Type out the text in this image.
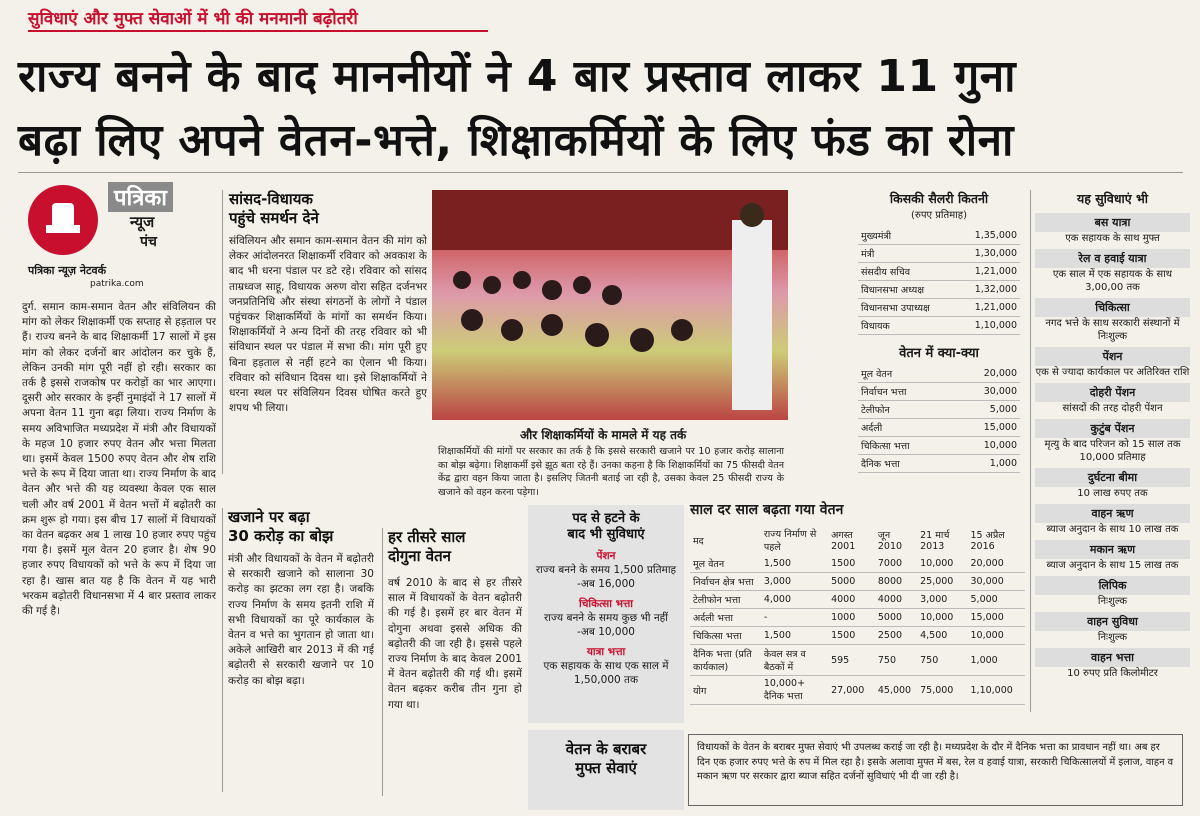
सुविधाएं और मुफ्त सेवाओं में भी की मनमानी बढ़ोतरी
राज्य बनने के बाद माननीयों ने 4 बार प्रस्ताव लाकर 11 गुना
बढ़ा लिए अपने वेतन-भत्ते, शिक्षाकर्मियों के लिए फंड का रोना
पत्रिका
न्यूज
पंच
पत्रिका न्यूज़ नेटवर्क
patrika.com
दुर्ग. समान काम-समान वेतन और संविलियन की मांग को लेकर शिक्षाकर्मी एक सप्ताह से हड़ताल पर हैं। राज्य बनने के बाद शिक्षाकर्मी 17 सालों में इस मांग को लेकर दर्जनों बार आंदोलन कर चुके हैं, लेकिन उनकी मांग पूरी नहीं हो रही। सरकार का तर्क है इससे राजकोष पर करोड़ों का भार आएगा। दूसरी ओर सरकार के इन्हीं नुमाइंदों ने 17 सालों में अपना वेतन 11 गुना बढ़ा लिया। राज्य निर्माण के समय अविभाजित मध्यप्रदेश में मंत्री और विधायकों के महज 10 हजार रुपए वेतन और भत्ता मिलता था। इसमें केवल 1500 रुपए वेतन और शेष राशि भत्ते के रूप में दिया जाता था। राज्य निर्माण के बाद वेतन और भत्ते की यह व्यवस्था केवल एक साल चली और वर्ष 2001 में वेतन भत्तों में बढ़ोतरी का क्रम शुरू हो गया। इस बीच 17 सालों में विधायकों का वेतन बढ़कर अब 1 लाख 10 हजार रुपए पहुंच गया है। इसमें मूल वेतन 20 हजार है। शेष 90 हजार रुपए विधायकों को भत्ते के रूप में दिया जा रहा है। खास बात यह है कि वेतन में यह भारी भरकम बढ़ोतरी विधानसभा में 4 बार प्रस्ताव लाकर की गई है।
सांसद-विधायक
पहुंचे समर्थन देने
संविलियन और समान काम-समान वेतन की मांग को लेकर आंदोलनरत शिक्षाकर्मी रविवार को अवकाश के बाद भी धरना पंडाल पर डटे रहे। रविवार को सांसद ताम्रध्वज साहू, विधायक अरुण वोरा सहित दर्जनभर जनप्रतिनिधि और संस्था संगठनों के लोगों ने पंडाल पहुंचकर शिक्षाकर्मियों के मांगों का समर्थन किया। शिक्षाकर्मियों ने अन्य दिनों की तरह रविवार को भी संविधान स्थल पर पंडाल में सभा की। मांग पूरी हुए बिना हड़ताल से नहीं हटने का ऐलान भी किया। रविवार को संविधान दिवस था। इसे शिक्षाकर्मियों ने धरना स्थल पर संविलियन दिवस घोषित करते हुए शपथ भी लिया।
और शिक्षाकर्मियों के मामले में यह तर्क
शिक्षाकर्मियों की मांगों पर सरकार का तर्क है कि इससे सरकारी खजाने पर 10 हजार करोड़ सालाना का बोझ बढ़ेगा। शिक्षाकर्मी इसे झूठ बता रहे हैं। उनका कहना है कि शिक्षाकर्मियों का 75 फीसदी वेतन केंद्र द्वारा वहन किया जाता है। इसलिए जितनी बताई जा रही है, उसका केवल 25 फीसदी राज्य के खजाने को वहन करना पड़ेगा।
किसकी सैलरी कितनी
(रुपए प्रतिमाह)
मुख्यमंत्री	1,35,000
मंत्री	1,30,000
संसदीय सचिव	1,21,000
विधानसभा अध्यक्ष	1,32,000
विधानसभा उपाध्यक्ष	1,21,000
विधायक	1,10,000
वेतन में क्या-क्या
मूल वेतन	20,000
निर्वाचन भत्ता	30,000
टेलीफोन	5,000
अर्दली	15,000
चिकित्सा भत्ता	10,000
दैनिक भत्ता	1,000
यह सुविधाएं भी
बस यात्रा
एक सहायक के साथ मुफ्त
रेल व हवाई यात्रा
एक साल में एक सहायक के साथ 3,00,00 तक
चिकित्सा
नगद भत्ते के साथ सरकारी संस्थानों में निःशुल्क
पेंशन
एक से ज्यादा कार्यकाल पर अतिरिक्त राशि
दोहरी पेंशन
सांसदों की तरह दोहरी पेंशन
कुटुंब पेंशन
मृत्यु के बाद परिजन को 15 साल तक 10,000 प्रतिमाह
दुर्घटना बीमा
10 लाख रुपए तक
वाहन ऋण
ब्याज अनुदान के साथ 10 लाख तक
मकान ऋण
ब्याज अनुदान के साथ 15 लाख तक
लिपिक
निःशुल्क
वाहन सुविधा
निःशुल्क
वाहन भत्ता
10 रुपए प्रति किलोमीटर
खजाने पर बढ़ा
30 करोड़ का बोझ
मंत्री और विधायकों के वेतन में बढ़ोतरी से सरकारी खजाने को सालाना 30 करोड़ का झटका लग रहा है। जबकि राज्य निर्माण के समय इतनी राशि में सभी विधायकों का पूरे कार्यकाल के वेतन व भत्ते का भुगतान हो जाता था। अकेले आखिरी बार 2013 में की गई बढ़ोतरी से सरकारी खजाने पर 10 करोड़ का बोझ बढ़ा।
हर तीसरे साल
दोगुना वेतन
वर्ष 2010 के बाद से हर तीसरे साल में विधायकों के वेतन बढ़ोतरी की गई है। इसमें हर बार वेतन में दोगुना अथवा इससे अधिक की बढ़ोतरी की जा रही है। इससे पहले राज्य निर्माण के बाद केवल 2001 में वेतन बढ़ोतरी की गई थी। इसमें वेतन बढ़कर करीब तीन गुना हो गया था।
पद से हटने के
बाद भी सुविधाएं
पेंशन
राज्य बनने के समय 1,500 प्रतिमाह -अब 16,000
चिकित्सा भत्ता
राज्य बनने के समय कुछ भी नहीं -अब 10,000
यात्रा भत्ता
एक सहायक के साथ एक साल में 1,50,000 तक
साल दर साल बढ़ता गया वेतन
मद	राज्य निर्माण से पहले	अगस्त 2001	जून 2010	21 मार्च 2013	15 अप्रैल 2016
मूल वेतन	1,500	1500	7000	10,000	20,000
निर्वाचन क्षेत्र भत्ता	3,000	5000	8000	25,000	30,000
टेलीफोन भत्ता	4,000	4000	4000	3,000	5,000
अर्दली भत्ता	-	1000	5000	10,000	15,000
चिकित्सा भत्ता	1,500	1500	2500	4,500	10,000
दैनिक भत्ता (प्रति कार्यकाल)	केवल सत्र व बैठकों में	595	750	750	1,000
योग	10,000+ दैनिक भत्ता	27,000	45,000	75,000	1,10,000
वेतन के बराबर
मुफ्त सेवाएं
विधायकों के वेतन के बराबर मुफ्त सेवाएं भी उपलब्ध कराई जा रही है। मध्यप्रदेश के दौर में दैनिक भत्ता का प्रावधान नहीं था। अब हर दिन एक हजार रुपए भत्ते के रुप में मिल रहा है। इसके अलावा मुफ्त में बस, रेल व हवाई यात्रा, सरकारी चिकित्सालयों में इलाज, वाहन व मकान ऋण पर सरकार द्वारा ब्याज सहित दर्जनों सुविधाएं भी दी जा रही है।
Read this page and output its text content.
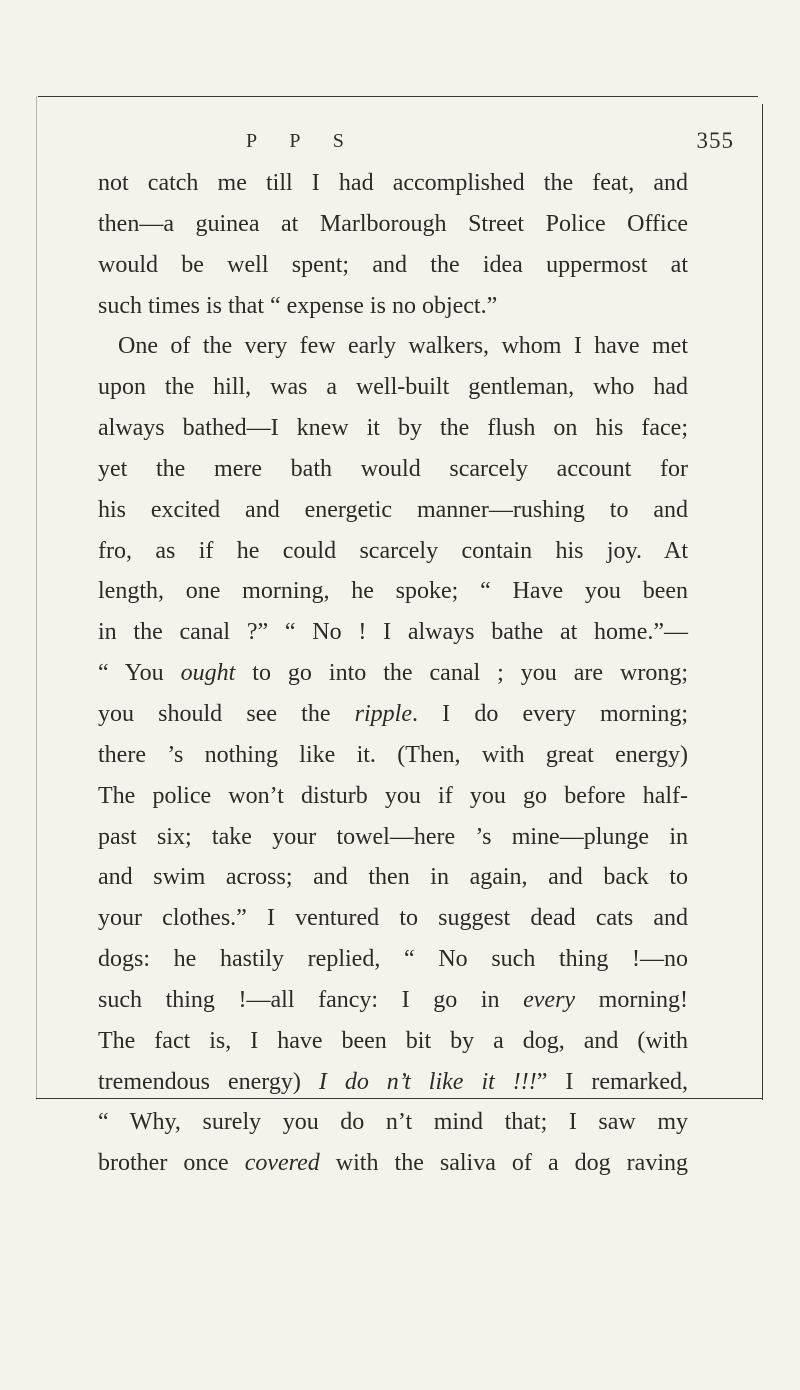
P P S	355
not catch me till I had accomplished the feat, and
then—a guinea at Marlborough Street Police Office
would be well spent; and the idea uppermost at
such times is that “ expense is no object.”
One of the very few early walkers, whom I have met
upon the hill, was a well-built gentleman, who had
always bathed—I knew it by the flush on his face;
yet the mere bath would scarcely account for
his excited and energetic manner—rushing to and
fro, as if he could scarcely contain his joy. At
length, one morning, he spoke; “ Have you been
in the canal ?” “ No ! I always bathe at home.”—
“ You ought to go into the canal ; you are wrong;
you should see the ripple. I do every morning;
there ’s nothing like it. (Then, with great energy)
The police won’t disturb you if you go before half-
past six; take your towel—here ’s mine—plunge in
and swim across; and then in again, and back to
your clothes.” I ventured to suggest dead cats and
dogs: he hastily replied, “ No such thing !—no
such thing !—all fancy: I go in every morning!
The fact is, I have been bit by a dog, and (with
tremendous energy) I do n’t like it !!!” I remarked,
“ Why, surely you do n’t mind that; I saw my
brother once covered with the saliva of a dog raving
· · · · ·
State how many lines of the listing include the word "this". Reply with the number alone.

2